PROBLEM: Check the listing below for lines that hold "inefficiency". How many are there? Please give only the number.

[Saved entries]
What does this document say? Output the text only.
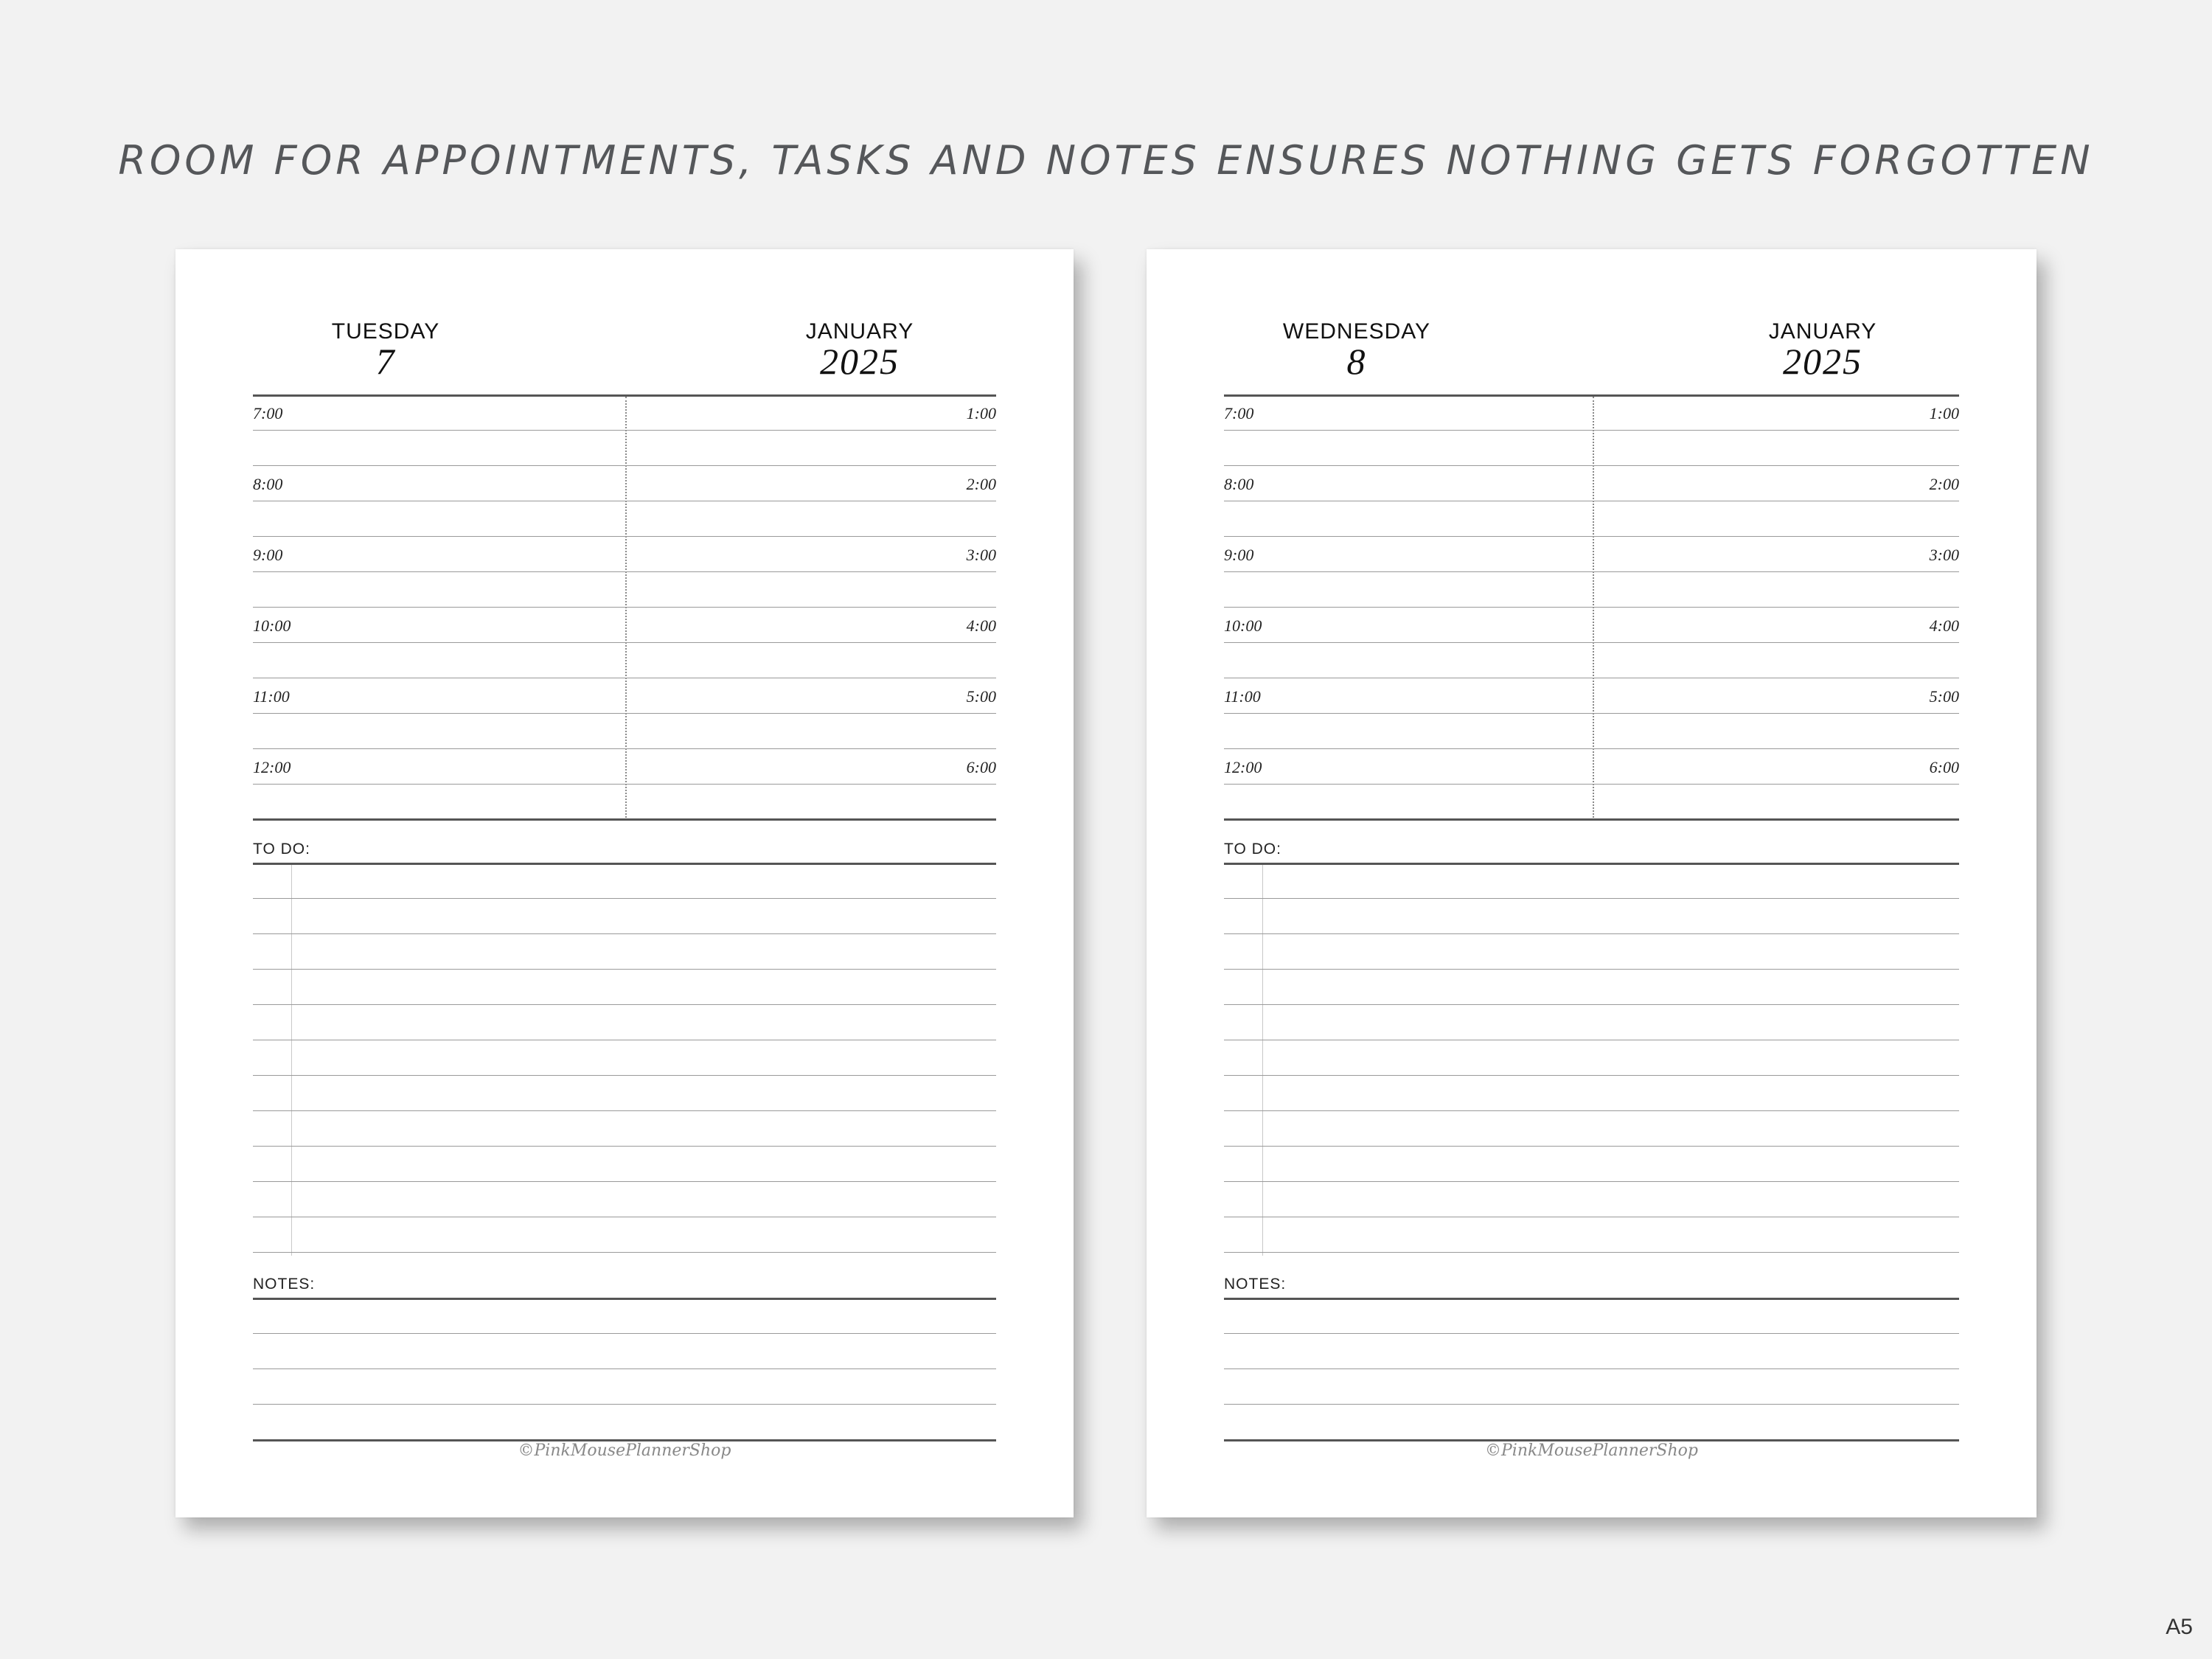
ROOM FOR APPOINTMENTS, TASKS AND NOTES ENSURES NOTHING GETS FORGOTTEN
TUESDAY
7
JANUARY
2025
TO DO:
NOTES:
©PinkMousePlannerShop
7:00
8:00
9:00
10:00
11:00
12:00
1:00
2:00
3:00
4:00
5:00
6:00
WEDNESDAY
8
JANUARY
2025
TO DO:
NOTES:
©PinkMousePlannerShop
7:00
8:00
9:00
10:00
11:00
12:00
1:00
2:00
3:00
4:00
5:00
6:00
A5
==
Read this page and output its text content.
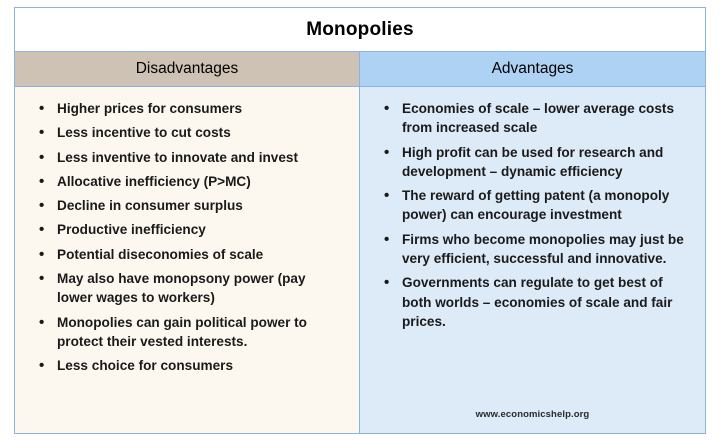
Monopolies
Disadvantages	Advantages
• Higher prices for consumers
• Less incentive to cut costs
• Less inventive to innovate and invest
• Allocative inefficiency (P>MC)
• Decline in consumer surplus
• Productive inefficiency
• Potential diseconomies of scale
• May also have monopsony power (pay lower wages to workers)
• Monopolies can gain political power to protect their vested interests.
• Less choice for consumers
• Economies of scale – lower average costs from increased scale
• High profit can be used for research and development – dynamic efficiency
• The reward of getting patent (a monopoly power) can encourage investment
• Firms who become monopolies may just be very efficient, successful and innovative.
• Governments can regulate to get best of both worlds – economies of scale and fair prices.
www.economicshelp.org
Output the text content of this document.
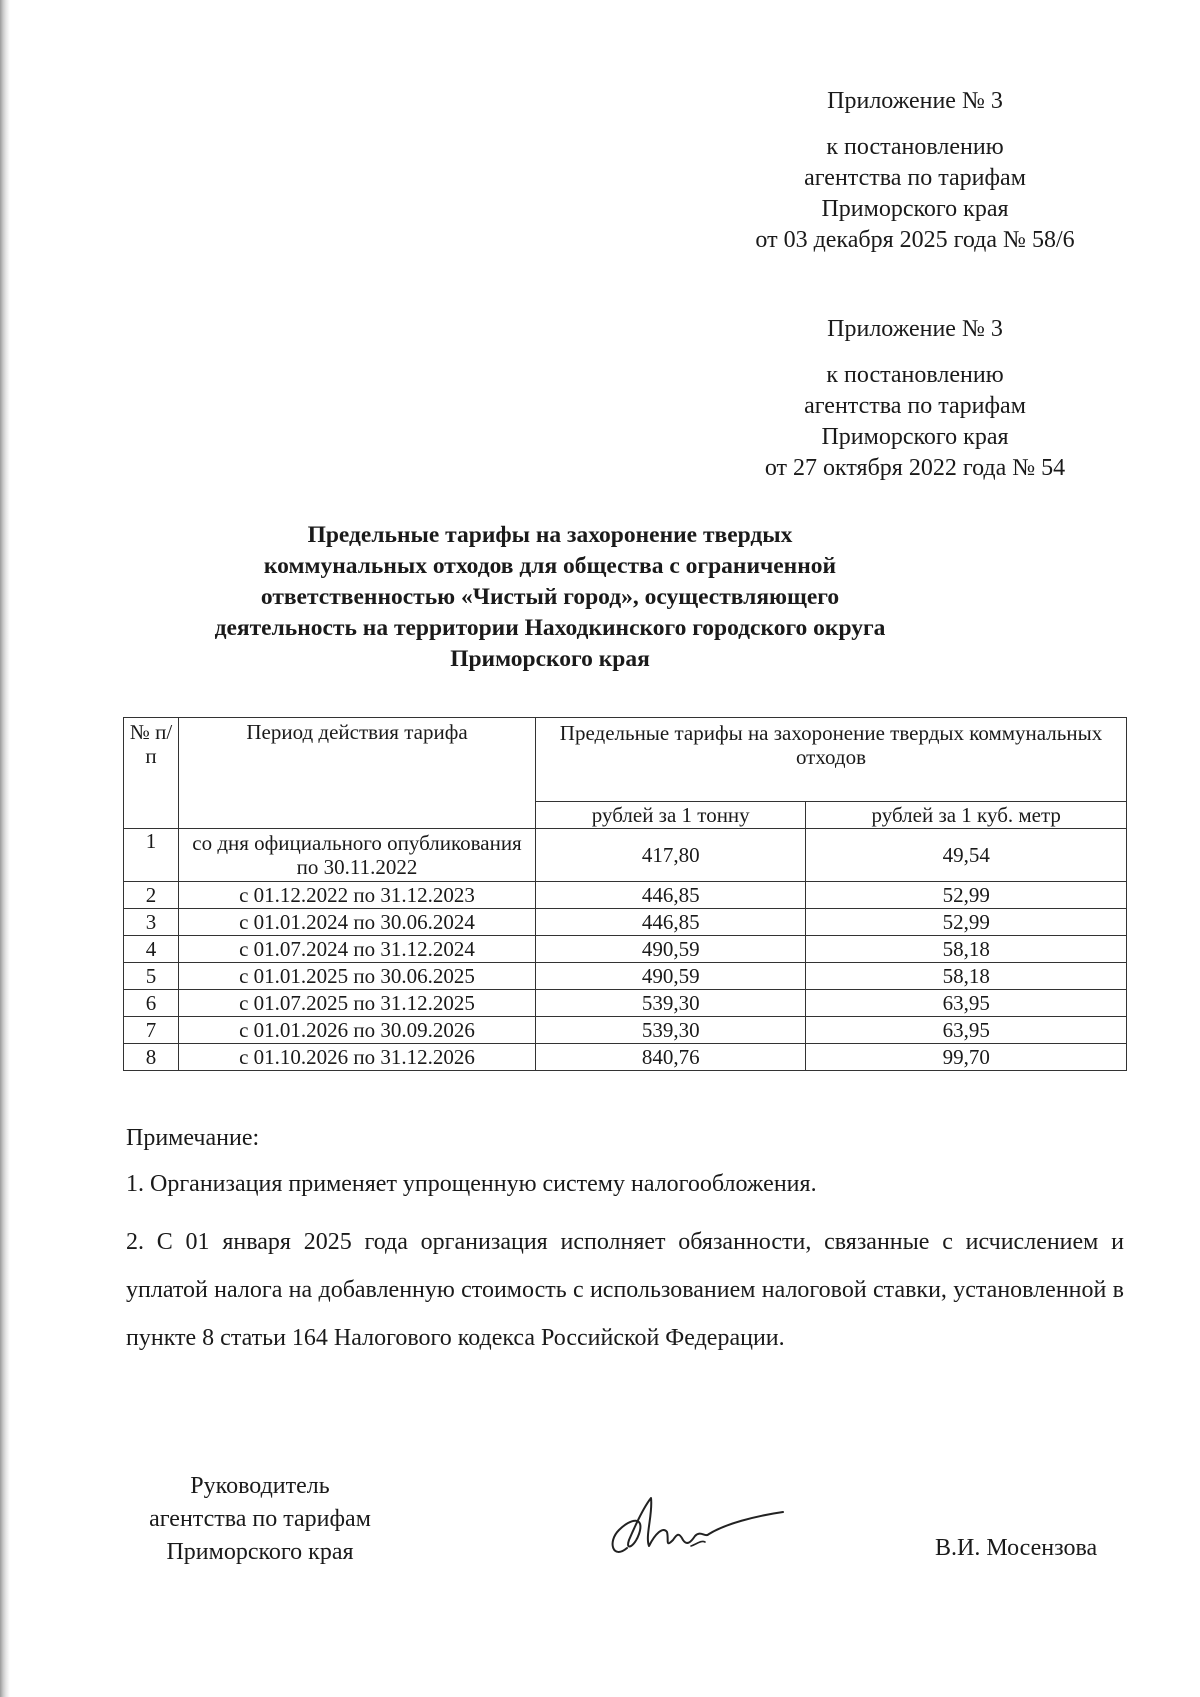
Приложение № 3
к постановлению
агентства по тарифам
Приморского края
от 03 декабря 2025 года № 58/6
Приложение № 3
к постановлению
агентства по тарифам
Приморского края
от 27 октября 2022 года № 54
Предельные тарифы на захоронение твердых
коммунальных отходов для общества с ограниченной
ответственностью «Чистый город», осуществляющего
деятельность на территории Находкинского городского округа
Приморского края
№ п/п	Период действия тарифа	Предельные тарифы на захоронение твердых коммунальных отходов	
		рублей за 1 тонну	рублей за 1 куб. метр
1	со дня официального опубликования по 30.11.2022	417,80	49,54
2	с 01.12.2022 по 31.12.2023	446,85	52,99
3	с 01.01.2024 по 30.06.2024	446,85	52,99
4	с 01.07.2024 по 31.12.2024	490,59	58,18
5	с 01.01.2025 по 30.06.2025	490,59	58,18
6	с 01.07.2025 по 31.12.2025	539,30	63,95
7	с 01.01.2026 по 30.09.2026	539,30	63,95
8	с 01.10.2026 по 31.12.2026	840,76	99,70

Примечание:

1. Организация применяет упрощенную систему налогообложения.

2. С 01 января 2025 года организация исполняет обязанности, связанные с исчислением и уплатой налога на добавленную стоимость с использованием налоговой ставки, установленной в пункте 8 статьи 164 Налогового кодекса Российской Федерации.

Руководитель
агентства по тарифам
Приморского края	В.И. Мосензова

ANSWER IN FULL: 2